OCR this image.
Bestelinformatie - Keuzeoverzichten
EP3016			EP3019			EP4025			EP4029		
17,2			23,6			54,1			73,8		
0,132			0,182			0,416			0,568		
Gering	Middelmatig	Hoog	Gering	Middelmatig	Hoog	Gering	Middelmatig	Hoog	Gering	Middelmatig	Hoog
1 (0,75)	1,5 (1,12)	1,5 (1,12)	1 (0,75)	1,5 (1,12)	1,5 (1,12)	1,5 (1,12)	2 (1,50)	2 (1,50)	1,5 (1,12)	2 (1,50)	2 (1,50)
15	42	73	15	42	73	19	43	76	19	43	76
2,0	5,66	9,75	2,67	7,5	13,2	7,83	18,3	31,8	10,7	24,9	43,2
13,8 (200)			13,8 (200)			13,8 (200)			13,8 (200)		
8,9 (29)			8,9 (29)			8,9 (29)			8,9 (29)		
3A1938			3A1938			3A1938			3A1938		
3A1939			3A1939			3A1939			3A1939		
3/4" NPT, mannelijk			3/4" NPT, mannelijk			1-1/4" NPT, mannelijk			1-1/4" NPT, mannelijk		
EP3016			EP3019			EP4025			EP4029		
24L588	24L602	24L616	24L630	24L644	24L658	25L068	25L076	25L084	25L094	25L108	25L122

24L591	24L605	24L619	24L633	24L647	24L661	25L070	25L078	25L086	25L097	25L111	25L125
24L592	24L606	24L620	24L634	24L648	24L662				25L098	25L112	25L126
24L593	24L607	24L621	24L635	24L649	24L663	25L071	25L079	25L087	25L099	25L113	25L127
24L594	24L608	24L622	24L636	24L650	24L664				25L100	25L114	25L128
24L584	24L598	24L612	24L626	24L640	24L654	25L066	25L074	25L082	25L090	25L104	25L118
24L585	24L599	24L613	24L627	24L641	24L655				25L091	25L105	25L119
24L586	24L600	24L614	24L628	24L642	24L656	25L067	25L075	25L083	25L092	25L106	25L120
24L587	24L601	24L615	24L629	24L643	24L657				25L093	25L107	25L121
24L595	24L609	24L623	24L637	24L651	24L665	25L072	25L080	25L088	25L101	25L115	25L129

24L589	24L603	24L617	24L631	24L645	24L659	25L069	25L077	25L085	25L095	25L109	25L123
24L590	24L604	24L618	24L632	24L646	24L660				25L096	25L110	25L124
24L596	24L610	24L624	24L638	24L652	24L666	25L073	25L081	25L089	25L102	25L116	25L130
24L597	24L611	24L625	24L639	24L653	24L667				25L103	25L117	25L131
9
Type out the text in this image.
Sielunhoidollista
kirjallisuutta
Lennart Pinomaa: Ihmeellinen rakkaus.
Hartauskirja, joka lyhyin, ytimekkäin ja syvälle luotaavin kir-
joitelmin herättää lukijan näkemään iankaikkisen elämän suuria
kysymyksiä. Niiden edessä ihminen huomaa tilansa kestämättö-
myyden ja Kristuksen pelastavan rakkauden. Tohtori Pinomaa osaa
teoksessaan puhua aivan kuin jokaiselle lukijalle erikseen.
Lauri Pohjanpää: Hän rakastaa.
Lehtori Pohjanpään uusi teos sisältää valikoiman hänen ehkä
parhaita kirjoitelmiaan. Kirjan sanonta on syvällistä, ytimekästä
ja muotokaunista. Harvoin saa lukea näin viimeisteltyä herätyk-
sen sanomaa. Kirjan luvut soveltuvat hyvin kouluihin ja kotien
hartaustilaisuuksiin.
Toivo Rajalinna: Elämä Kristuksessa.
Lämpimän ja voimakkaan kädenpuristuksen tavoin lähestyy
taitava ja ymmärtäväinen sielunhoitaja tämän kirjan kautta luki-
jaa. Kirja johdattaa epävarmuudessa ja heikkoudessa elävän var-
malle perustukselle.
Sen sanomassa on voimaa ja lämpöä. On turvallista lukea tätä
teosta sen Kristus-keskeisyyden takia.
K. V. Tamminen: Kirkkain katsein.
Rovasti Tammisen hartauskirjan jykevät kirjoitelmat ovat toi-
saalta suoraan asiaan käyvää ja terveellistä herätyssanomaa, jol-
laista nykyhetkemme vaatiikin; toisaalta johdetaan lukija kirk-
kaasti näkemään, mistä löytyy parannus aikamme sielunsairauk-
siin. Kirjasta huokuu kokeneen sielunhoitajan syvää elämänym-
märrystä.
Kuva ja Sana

INSTRUCTIONS FOR THE TASK: Give only the number of lines in the listing above that include the string "Pinomaa".

RIGHT ANSWER: 2